=== AIM ===
What follows is a set of entries. Give them again exactly, without the pictures.

# # # # # # #

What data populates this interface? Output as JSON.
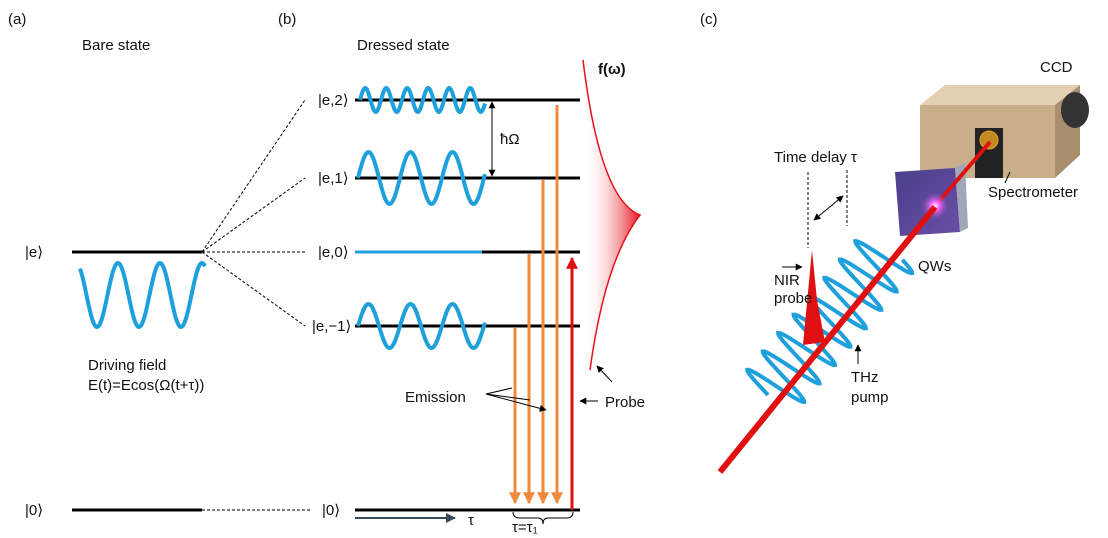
{
  "panel_a": {
    "label": "(a)",
    "title": "Bare state",
    "levels": [
      "|e⟩",
      "|0⟩"
    ],
    "field": [
      "Driving field",
      "E(t)=Ecos(Ω(t+τ))"
    ]
  },
  "panel_b": {
    "label": "(b)",
    "title": "Dressed state",
    "levels": [
      "|e,2⟩",
      "|e,1⟩",
      "|e,0⟩",
      "|e,−1⟩",
      "|0⟩"
    ],
    "spacing": "ħΩ",
    "distribution": "f(ω)",
    "emission": "Emission",
    "probe": "Probe",
    "delay": "τ",
    "delay_value": "τ=τ₁"
  },
  "panel_c": {
    "label": "(c)",
    "ccd": "CCD",
    "time_delay": "Time delay τ",
    "spectrometer": "Spectrometer",
    "qws": "QWs",
    "nir_probe": [
      "NIR",
      "probe"
    ],
    "thz_pump": [
      "THz",
      "pump"
    ]
  }
}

# # # # # # #

=== ANSWER TO THIS TASK ===
What data populates this interface? Output as JSON.
{
  "panel_a": {
    "label": "(a)",
    "title": "Bare state",
    "levels": [
      "|e⟩",
      "|0⟩"
    ],
    "field": [
      "Driving field",
      "E(t)=Ecos(Ω(t+τ))"
    ]
  },
  "panel_b": {
    "label": "(b)",
    "title": "Dressed state",
    "levels": [
      "|e,2⟩",
      "|e,1⟩",
      "|e,0⟩",
      "|e,−1⟩",
      "|0⟩"
    ],
    "spacing": "ħΩ",
    "distribution": "f(ω)",
    "emission": "Emission",
    "probe": "Probe",
    "delay": "τ",
    "delay_value": "τ=τ₁"
  },
  "panel_c": {
    "label": "(c)",
    "ccd": "CCD",
    "time_delay": "Time delay τ",
    "spectrometer": "Spectrometer",
    "qws": "QWs",
    "nir_probe": [
      "NIR",
      "probe"
    ],
    "thz_pump": [
      "THz",
      "pump"
    ]
  }
}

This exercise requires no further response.